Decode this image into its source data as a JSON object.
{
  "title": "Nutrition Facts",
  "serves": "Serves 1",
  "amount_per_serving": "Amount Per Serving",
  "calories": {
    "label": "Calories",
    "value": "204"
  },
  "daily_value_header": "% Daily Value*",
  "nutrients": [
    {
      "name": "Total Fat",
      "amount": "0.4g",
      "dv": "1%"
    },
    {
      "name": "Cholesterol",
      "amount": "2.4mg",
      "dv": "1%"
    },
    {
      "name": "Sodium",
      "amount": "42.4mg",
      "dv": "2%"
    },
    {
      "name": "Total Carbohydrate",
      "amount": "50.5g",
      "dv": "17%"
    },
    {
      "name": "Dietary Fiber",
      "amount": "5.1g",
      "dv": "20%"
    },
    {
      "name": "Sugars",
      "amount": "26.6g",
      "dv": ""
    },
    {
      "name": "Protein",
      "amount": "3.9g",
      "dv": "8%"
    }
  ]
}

· · · ·

Without any change, reproduce the listing above in full.

Decode this image into its source data as a JSON object.
{
  "title": "Nutrition Facts",
  "serves": "Serves 1",
  "amount_per_serving": "Amount Per Serving",
  "calories": {
    "label": "Calories",
    "value": "204"
  },
  "daily_value_header": "% Daily Value*",
  "nutrients": [
    {
      "name": "Total Fat",
      "amount": "0.4g",
      "dv": "1%"
    },
    {
      "name": "Cholesterol",
      "amount": "2.4mg",
      "dv": "1%"
    },
    {
      "name": "Sodium",
      "amount": "42.4mg",
      "dv": "2%"
    },
    {
      "name": "Total Carbohydrate",
      "amount": "50.5g",
      "dv": "17%"
    },
    {
      "name": "Dietary Fiber",
      "amount": "5.1g",
      "dv": "20%"
    },
    {
      "name": "Sugars",
      "amount": "26.6g",
      "dv": ""
    },
    {
      "name": "Protein",
      "amount": "3.9g",
      "dv": "8%"
    }
  ]
}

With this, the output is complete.